Problem: The records below must be output exactly, without pictures.

Information supplied:
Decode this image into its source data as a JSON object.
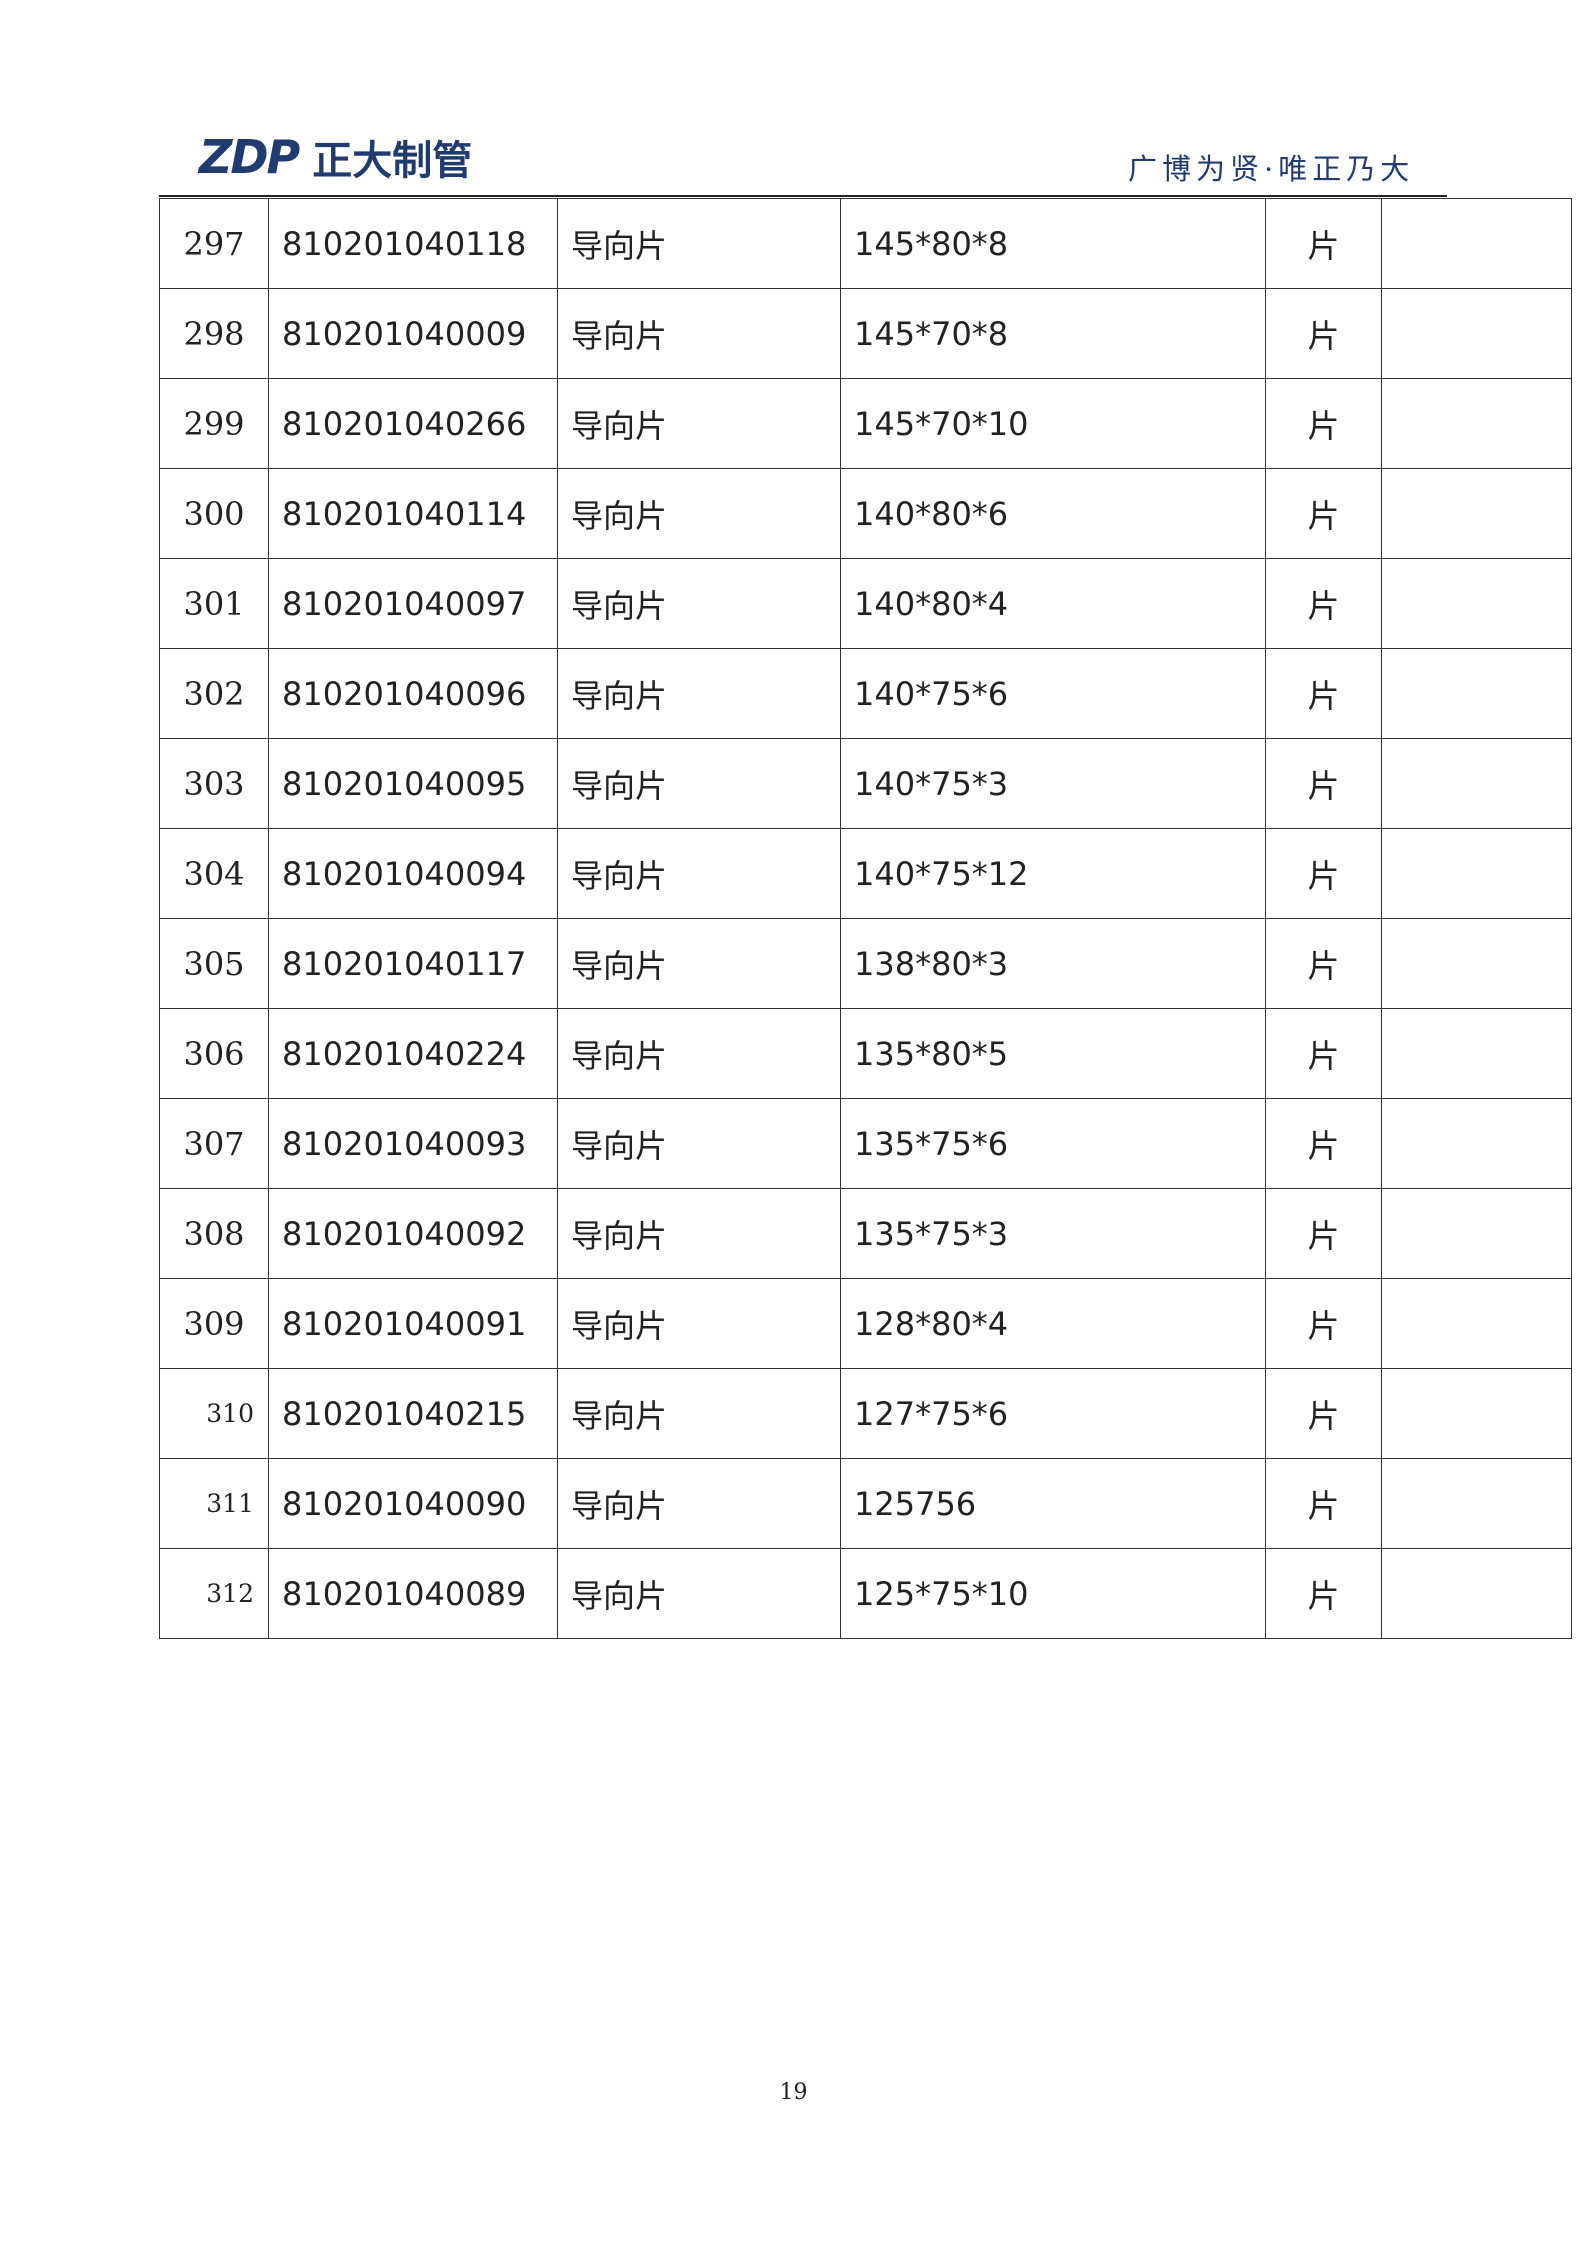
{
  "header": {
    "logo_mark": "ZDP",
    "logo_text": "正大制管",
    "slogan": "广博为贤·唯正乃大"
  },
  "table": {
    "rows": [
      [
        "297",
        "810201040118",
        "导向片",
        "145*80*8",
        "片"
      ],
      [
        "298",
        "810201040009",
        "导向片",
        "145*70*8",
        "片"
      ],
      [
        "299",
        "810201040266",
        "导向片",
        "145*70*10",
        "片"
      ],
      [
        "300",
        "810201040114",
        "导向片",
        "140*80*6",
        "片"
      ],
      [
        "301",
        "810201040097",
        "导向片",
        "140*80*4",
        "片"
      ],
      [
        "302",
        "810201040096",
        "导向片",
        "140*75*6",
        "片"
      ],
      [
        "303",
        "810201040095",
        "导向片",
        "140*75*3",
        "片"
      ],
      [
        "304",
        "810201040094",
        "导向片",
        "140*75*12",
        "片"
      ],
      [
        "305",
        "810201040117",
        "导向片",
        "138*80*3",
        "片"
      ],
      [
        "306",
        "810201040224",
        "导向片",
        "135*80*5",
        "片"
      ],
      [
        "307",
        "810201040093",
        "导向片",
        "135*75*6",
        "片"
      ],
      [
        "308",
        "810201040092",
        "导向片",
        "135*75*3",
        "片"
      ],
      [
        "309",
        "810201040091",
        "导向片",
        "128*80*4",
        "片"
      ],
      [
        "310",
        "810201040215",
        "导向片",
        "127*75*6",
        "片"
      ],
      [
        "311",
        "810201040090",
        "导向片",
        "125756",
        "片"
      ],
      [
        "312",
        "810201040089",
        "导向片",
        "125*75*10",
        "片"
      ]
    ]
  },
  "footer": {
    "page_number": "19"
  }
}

Problem solution:
Decode this image into its source data as a JSON object.
{
  "header": {
    "logo_mark": "ZDP",
    "logo_text": "正大制管",
    "slogan": "广博为贤·唯正乃大"
  },
  "table": {
    "rows": [
      [
        "297",
        "810201040118",
        "导向片",
        "145*80*8",
        "片"
      ],
      [
        "298",
        "810201040009",
        "导向片",
        "145*70*8",
        "片"
      ],
      [
        "299",
        "810201040266",
        "导向片",
        "145*70*10",
        "片"
      ],
      [
        "300",
        "810201040114",
        "导向片",
        "140*80*6",
        "片"
      ],
      [
        "301",
        "810201040097",
        "导向片",
        "140*80*4",
        "片"
      ],
      [
        "302",
        "810201040096",
        "导向片",
        "140*75*6",
        "片"
      ],
      [
        "303",
        "810201040095",
        "导向片",
        "140*75*3",
        "片"
      ],
      [
        "304",
        "810201040094",
        "导向片",
        "140*75*12",
        "片"
      ],
      [
        "305",
        "810201040117",
        "导向片",
        "138*80*3",
        "片"
      ],
      [
        "306",
        "810201040224",
        "导向片",
        "135*80*5",
        "片"
      ],
      [
        "307",
        "810201040093",
        "导向片",
        "135*75*6",
        "片"
      ],
      [
        "308",
        "810201040092",
        "导向片",
        "135*75*3",
        "片"
      ],
      [
        "309",
        "810201040091",
        "导向片",
        "128*80*4",
        "片"
      ],
      [
        "310",
        "810201040215",
        "导向片",
        "127*75*6",
        "片"
      ],
      [
        "311",
        "810201040090",
        "导向片",
        "125756",
        "片"
      ],
      [
        "312",
        "810201040089",
        "导向片",
        "125*75*10",
        "片"
      ]
    ]
  },
  "footer": {
    "page_number": "19"
  }
}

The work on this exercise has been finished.